Dataset records =>
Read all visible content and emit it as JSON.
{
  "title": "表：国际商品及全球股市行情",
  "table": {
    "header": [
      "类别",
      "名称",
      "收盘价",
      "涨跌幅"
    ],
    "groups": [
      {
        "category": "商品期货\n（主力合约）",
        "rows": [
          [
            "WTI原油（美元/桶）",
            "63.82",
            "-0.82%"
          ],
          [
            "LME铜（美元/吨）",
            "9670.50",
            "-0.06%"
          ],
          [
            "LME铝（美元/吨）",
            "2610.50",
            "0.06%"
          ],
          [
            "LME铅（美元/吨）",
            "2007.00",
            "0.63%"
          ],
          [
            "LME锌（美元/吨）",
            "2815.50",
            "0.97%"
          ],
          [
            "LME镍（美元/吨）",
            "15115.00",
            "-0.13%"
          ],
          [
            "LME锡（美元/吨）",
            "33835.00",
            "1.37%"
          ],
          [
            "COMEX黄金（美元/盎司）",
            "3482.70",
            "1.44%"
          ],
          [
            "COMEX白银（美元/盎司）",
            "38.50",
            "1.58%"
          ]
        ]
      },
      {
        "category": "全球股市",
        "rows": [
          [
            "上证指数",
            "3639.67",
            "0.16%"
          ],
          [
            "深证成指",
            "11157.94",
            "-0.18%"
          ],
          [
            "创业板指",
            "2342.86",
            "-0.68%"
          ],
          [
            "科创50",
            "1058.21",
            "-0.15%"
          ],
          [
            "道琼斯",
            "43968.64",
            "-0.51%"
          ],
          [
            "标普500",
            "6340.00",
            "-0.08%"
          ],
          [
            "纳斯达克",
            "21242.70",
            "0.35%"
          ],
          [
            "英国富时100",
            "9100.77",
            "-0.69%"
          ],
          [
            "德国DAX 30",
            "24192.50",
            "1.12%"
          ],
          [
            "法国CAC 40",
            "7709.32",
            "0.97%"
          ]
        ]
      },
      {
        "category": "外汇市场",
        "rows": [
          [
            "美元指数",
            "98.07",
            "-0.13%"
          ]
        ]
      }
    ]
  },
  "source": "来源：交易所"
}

Problem requirements =>
Quote the data above in full, changing nothing.

Written answer =>
Read all visible content and emit it as JSON.
{
  "title": "表：国际商品及全球股市行情",
  "table": {
    "header": [
      "类别",
      "名称",
      "收盘价",
      "涨跌幅"
    ],
    "groups": [
      {
        "category": "商品期货\n（主力合约）",
        "rows": [
          [
            "WTI原油（美元/桶）",
            "63.82",
            "-0.82%"
          ],
          [
            "LME铜（美元/吨）",
            "9670.50",
            "-0.06%"
          ],
          [
            "LME铝（美元/吨）",
            "2610.50",
            "0.06%"
          ],
          [
            "LME铅（美元/吨）",
            "2007.00",
            "0.63%"
          ],
          [
            "LME锌（美元/吨）",
            "2815.50",
            "0.97%"
          ],
          [
            "LME镍（美元/吨）",
            "15115.00",
            "-0.13%"
          ],
          [
            "LME锡（美元/吨）",
            "33835.00",
            "1.37%"
          ],
          [
            "COMEX黄金（美元/盎司）",
            "3482.70",
            "1.44%"
          ],
          [
            "COMEX白银（美元/盎司）",
            "38.50",
            "1.58%"
          ]
        ]
      },
      {
        "category": "全球股市",
        "rows": [
          [
            "上证指数",
            "3639.67",
            "0.16%"
          ],
          [
            "深证成指",
            "11157.94",
            "-0.18%"
          ],
          [
            "创业板指",
            "2342.86",
            "-0.68%"
          ],
          [
            "科创50",
            "1058.21",
            "-0.15%"
          ],
          [
            "道琼斯",
            "43968.64",
            "-0.51%"
          ],
          [
            "标普500",
            "6340.00",
            "-0.08%"
          ],
          [
            "纳斯达克",
            "21242.70",
            "0.35%"
          ],
          [
            "英国富时100",
            "9100.77",
            "-0.69%"
          ],
          [
            "德国DAX 30",
            "24192.50",
            "1.12%"
          ],
          [
            "法国CAC 40",
            "7709.32",
            "0.97%"
          ]
        ]
      },
      {
        "category": "外汇市场",
        "rows": [
          [
            "美元指数",
            "98.07",
            "-0.13%"
          ]
        ]
      }
    ]
  },
  "source": "来源：交易所"
}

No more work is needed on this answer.